RAW RECORDS
╔══

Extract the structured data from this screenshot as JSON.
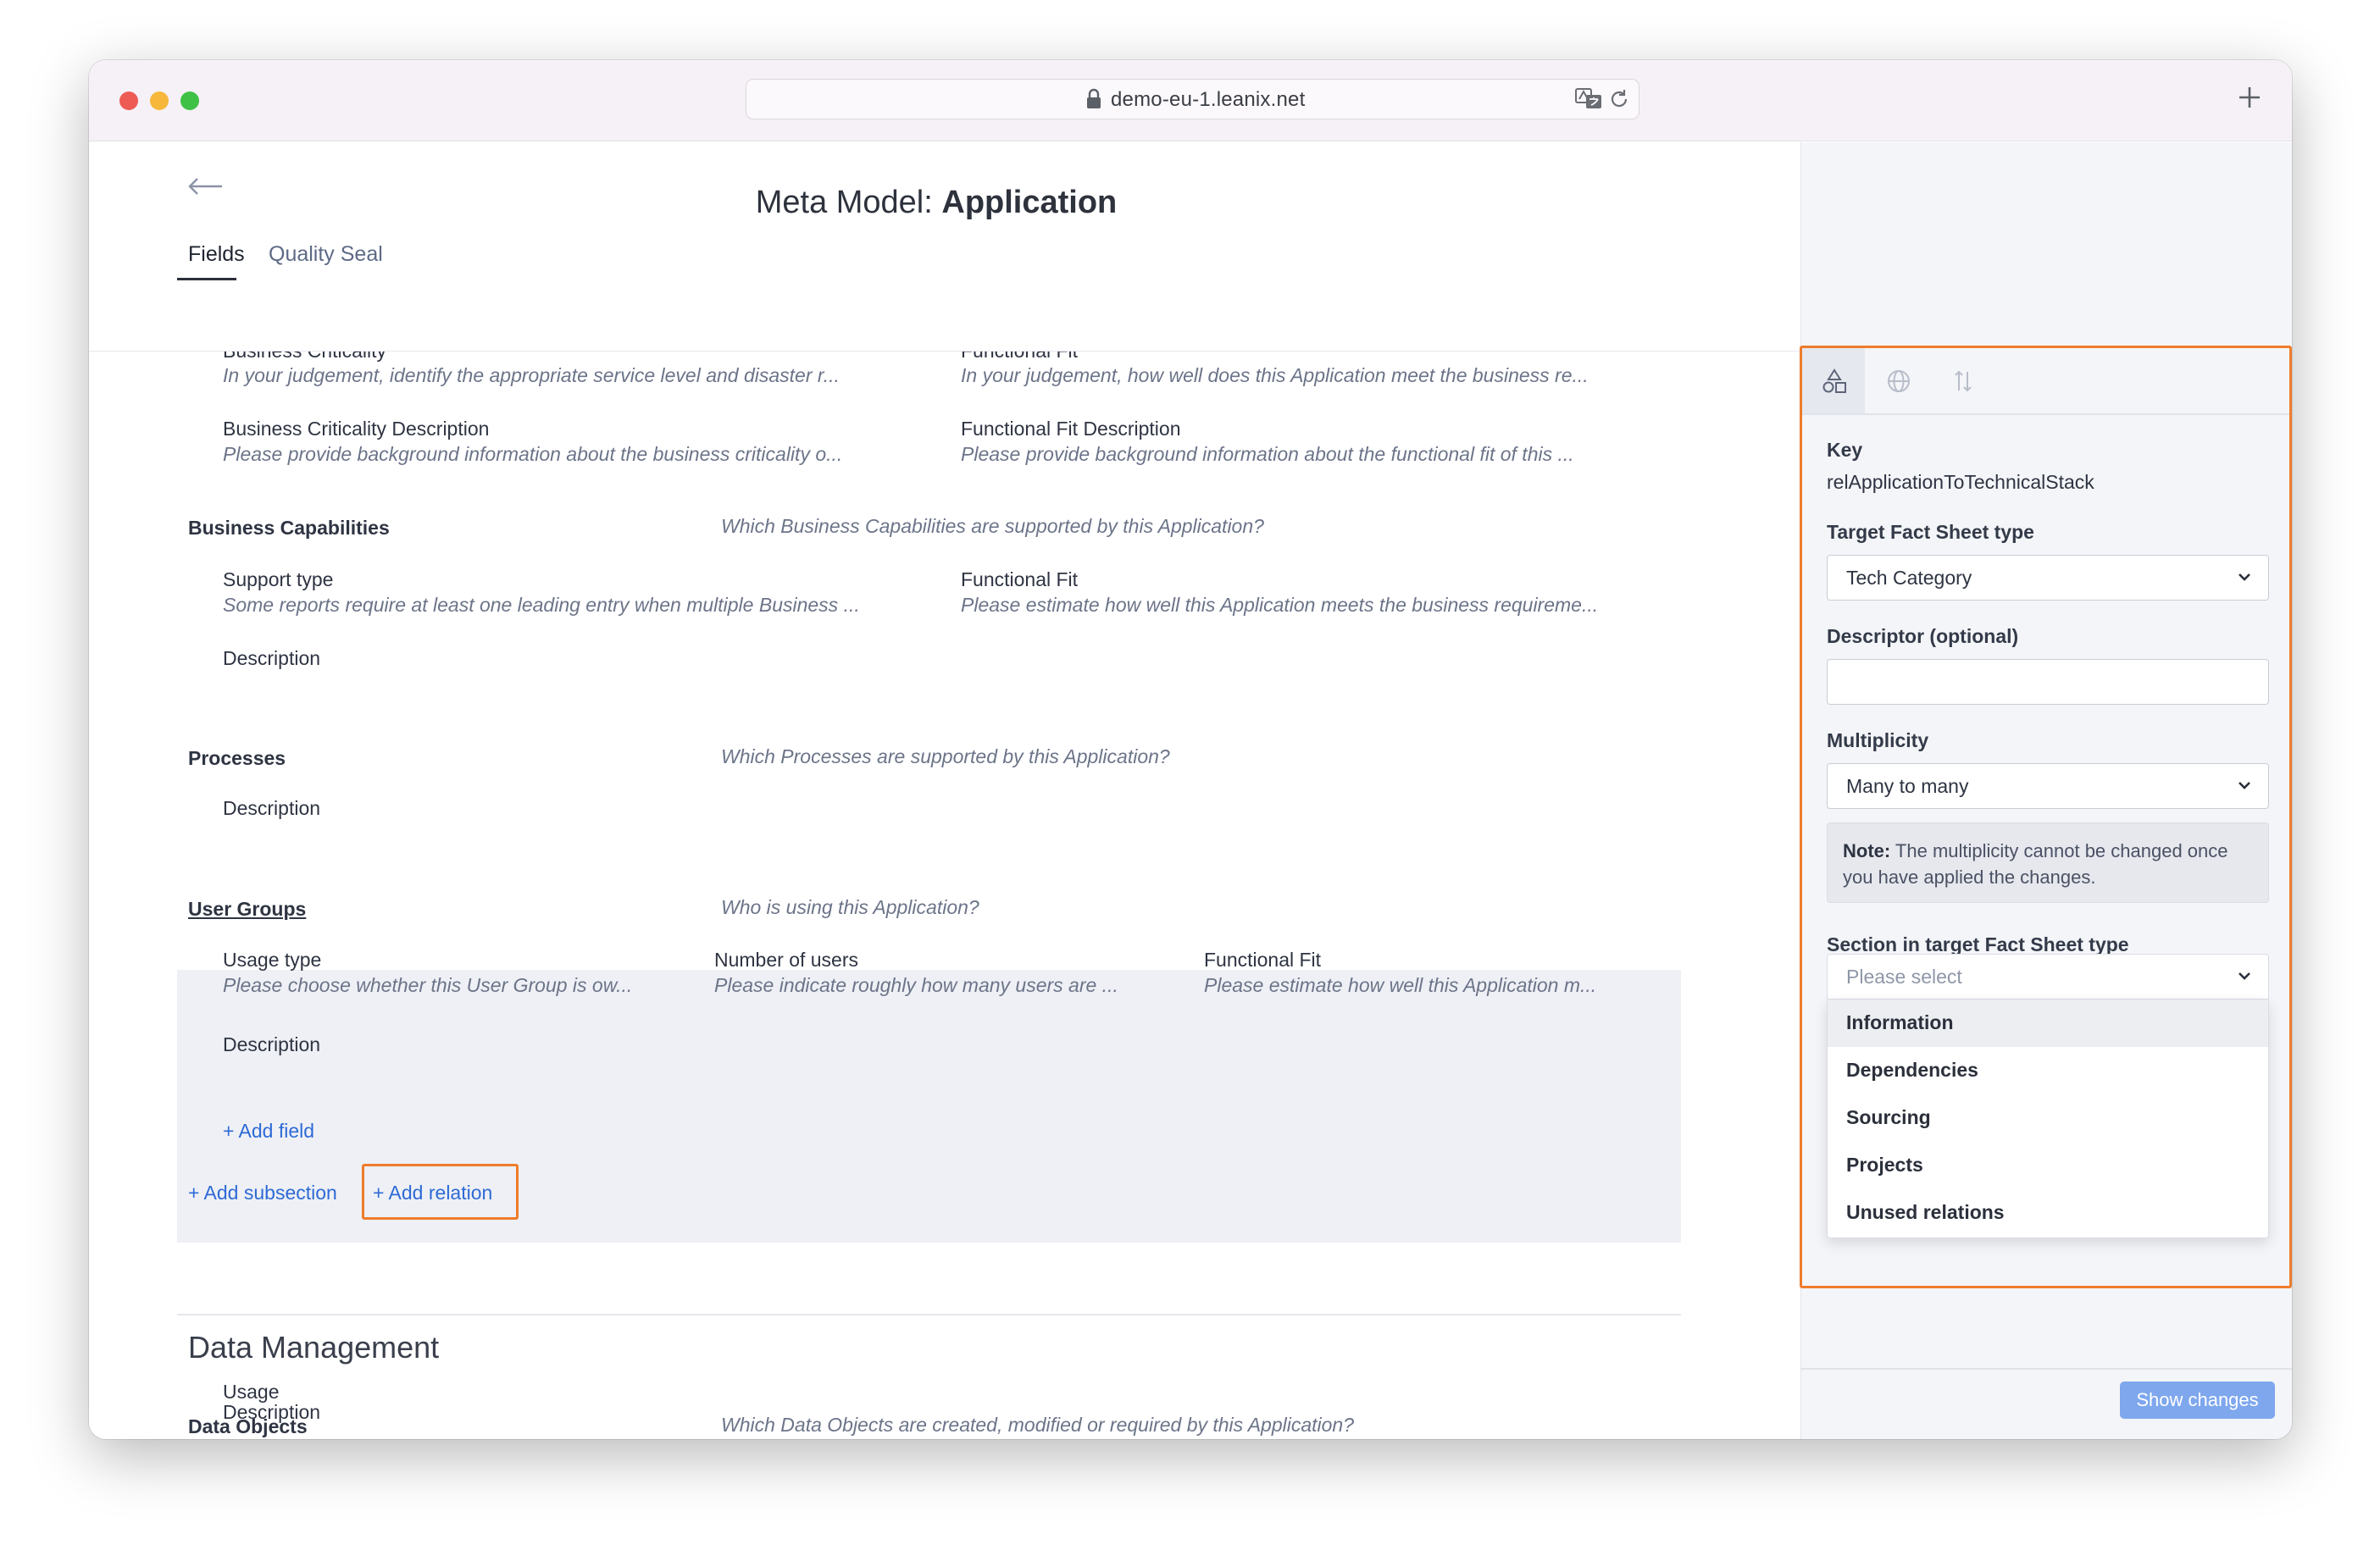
{
  "browser": {
    "url": "demo-eu-1.leanix.net"
  },
  "page": {
    "title_prefix": "Meta Model: ",
    "title_strong": "Application",
    "tabs": [
      {
        "label": "Fields"
      },
      {
        "label": "Quality Seal"
      }
    ]
  },
  "sections": {
    "top_cut": {
      "left_label": "Business Criticality",
      "left_desc": "In your judgement, identify the appropriate service level and disaster r...",
      "right_label": "Functional Fit",
      "right_desc": "In your judgement, how well does this Application meet the business re..."
    },
    "criticality_desc": {
      "left_label": "Business Criticality Description",
      "left_desc": "Please provide background information about the business criticality o...",
      "right_label": "Functional Fit Description",
      "right_desc": "Please provide background information about the functional fit of this ..."
    },
    "business_capabilities": {
      "title": "Business Capabilities",
      "question": "Which Business Capabilities are supported by this Application?",
      "field1_label": "Support type",
      "field1_desc": "Some reports require at least one leading entry when multiple Business ...",
      "field2_label": "Functional Fit",
      "field2_desc": "Please estimate how well this Application meets the business requireme...",
      "description_label": "Description"
    },
    "processes": {
      "title": "Processes",
      "question": "Which Processes are supported by this Application?",
      "description_label": "Description"
    },
    "user_groups": {
      "title": "User Groups",
      "question": "Who is using this Application?",
      "field1_label": "Usage type",
      "field1_desc": "Please choose whether this User Group is ow...",
      "field2_label": "Number of users",
      "field2_desc": "Please indicate roughly how many users are ...",
      "field3_label": "Functional Fit",
      "field3_desc": "Please estimate how well this Application m...",
      "description_label": "Description",
      "add_field": "+ Add field"
    },
    "actions": {
      "add_subsection": "+ Add subsection",
      "add_relation": "+ Add relation"
    },
    "data_management": {
      "heading": "Data Management",
      "data_objects_title": "Data Objects",
      "data_objects_question": "Which Data Objects are created, modified or required by this Application?",
      "usage_label": "Usage",
      "description_label": "Description"
    }
  },
  "panel": {
    "tab_icons": [
      "shapes-icon",
      "globe-icon",
      "sort-icon"
    ],
    "key_label": "Key",
    "key_value": "relApplicationToTechnicalStack",
    "target_label": "Target Fact Sheet type",
    "target_value": "Tech Category",
    "descriptor_label": "Descriptor (optional)",
    "descriptor_value": "",
    "multiplicity_label": "Multiplicity",
    "multiplicity_value": "Many to many",
    "note_strong": "Note:",
    "note_text": " The multiplicity cannot be changed once you have applied the changes.",
    "section_label": "Section in target Fact Sheet type",
    "section_placeholder": "Please select",
    "section_options": [
      "Information",
      "Dependencies",
      "Sourcing",
      "Projects",
      "Unused relations"
    ],
    "show_changes": "Show changes"
  },
  "colors": {
    "highlight": "#ef7c2c",
    "link": "#2e6ad6",
    "button": "#7ea7ee"
  }
}
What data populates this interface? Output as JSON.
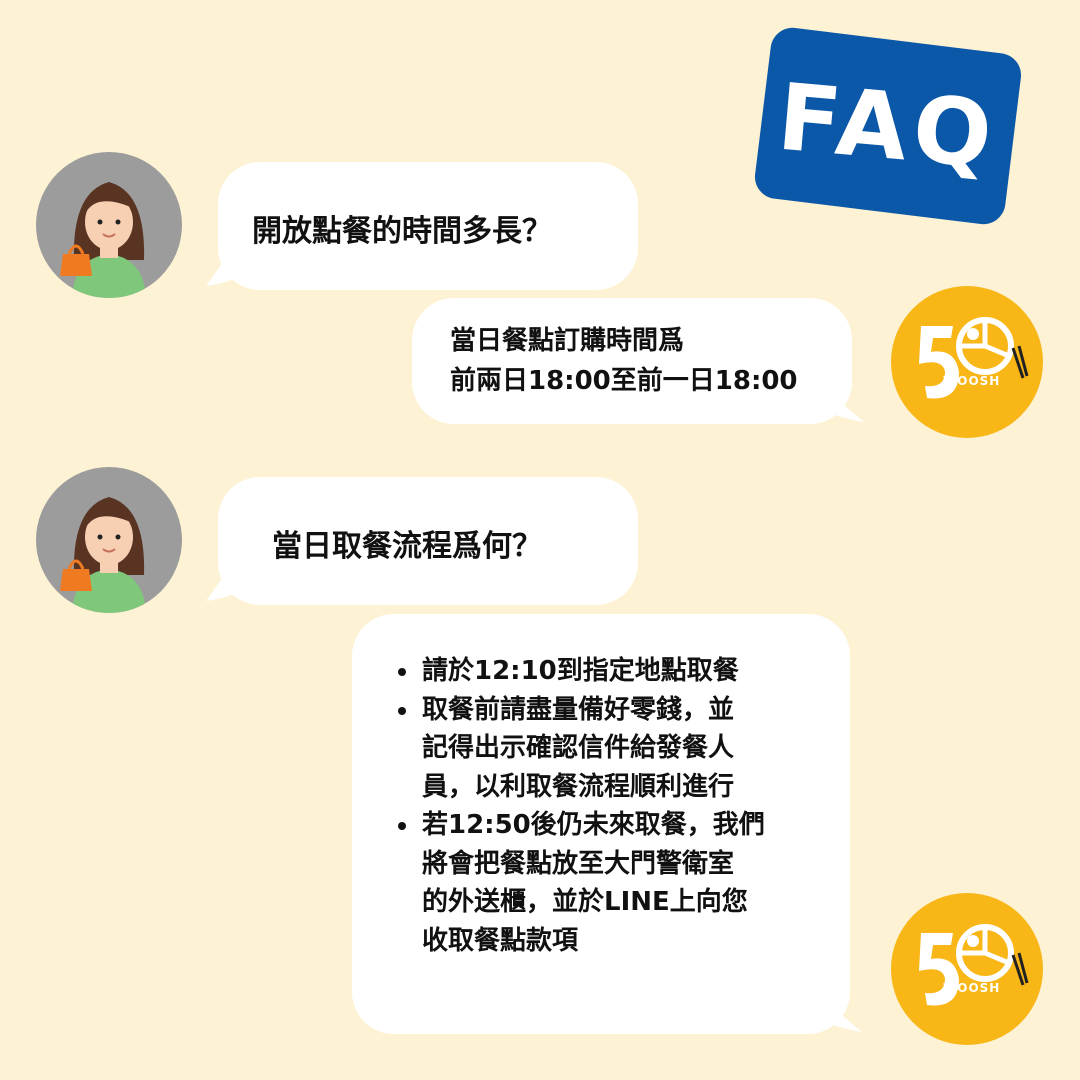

╚══

PROMPT
Reproduce the material in its entirety and word for word, without the pictures.

ANSWER FOR THE TASK
Extract the structured data from this screenshot as JSON.
{
  "browser": {
    "url": "demo-eu-1.leanix.net"
  },
  "page": {
    "title_prefix": "Meta Model: ",
    "title_strong": "Application",
    "tabs": [
      {
        "label": "Fields"
      },
      {
        "label": "Quality Seal"
      }
    ]
  },
  "sections": {
    "top_cut": {
      "left_label": "Business Criticality",
      "left_desc": "In your judgement, identify the appropriate service level and disaster r...",
      "right_label": "Functional Fit",
      "right_desc": "In your judgement, how well does this Application meet the business re..."
    },
    "criticality_desc": {
      "left_label": "Business Criticality Description",
      "left_desc": "Please provide background information about the business criticality o...",
      "right_label": "Functional Fit Description",
      "right_desc": "Please provide background information about the functional fit of this ..."
    },
    "business_capabilities": {
      "title": "Business Capabilities",
      "question": "Which Business Capabilities are supported by this Application?",
      "field1_label": "Support type",
      "field1_desc": "Some reports require at least one leading entry when multiple Business ...",
      "field2_label": "Functional Fit",
      "field2_desc": "Please estimate how well this Application meets the business requireme...",
      "description_label": "Description"
    },
    "processes": {
      "title": "Processes",
      "question": "Which Processes are supported by this Application?",
      "description_label": "Description"
    },
    "user_groups": {
      "title": "User Groups",
      "question": "Who is using this Application?",
      "field1_label": "Usage type",
      "field1_desc": "Please choose whether this User Group is ow...",
      "field2_label": "Number of users",
      "field2_desc": "Please indicate roughly how many users are ...",
      "field3_label": "Functional Fit",
      "field3_desc": "Please estimate how well this Application m...",
      "description_label": "Description",
      "add_field": "+ Add field"
    },
    "actions": {
      "add_subsection": "+ Add subsection",
      "add_relation": "+ Add relation"
    },
    "data_management": {
      "heading": "Data Management",
      "data_objects_title": "Data Objects",
      "data_objects_question": "Which Data Objects are created, modified or required by this Application?",
      "usage_label": "Usage",
      "description_label": "Description"
    }
  },
  "panel": {
    "tab_icons": [
      "shapes-icon",
      "globe-icon",
      "sort-icon"
    ],
    "key_label": "Key",
    "key_value": "relApplicationToTechnicalStack",
    "target_label": "Target Fact Sheet type",
    "target_value": "Tech Category",
    "descriptor_label": "Descriptor (optional)",
    "descriptor_value": "",
    "multiplicity_label": "Multiplicity",
    "multiplicity_value": "Many to many",
    "note_strong": "Note:",
    "note_text": " The multiplicity cannot be changed once you have applied the changes.",
    "section_label": "Section in target Fact Sheet type",
    "section_placeholder": "Please select",
    "section_options": [
      "Information",
      "Dependencies",
      "Sourcing",
      "Projects",
      "Unused relations"
    ],
    "show_changes": "Show changes"
  },
  "colors": {
    "highlight": "#ef7c2c",
    "link": "#2e6ad6",
    "button": "#7ea7ee"
  }
}
What data populates this interface? Output as JSON.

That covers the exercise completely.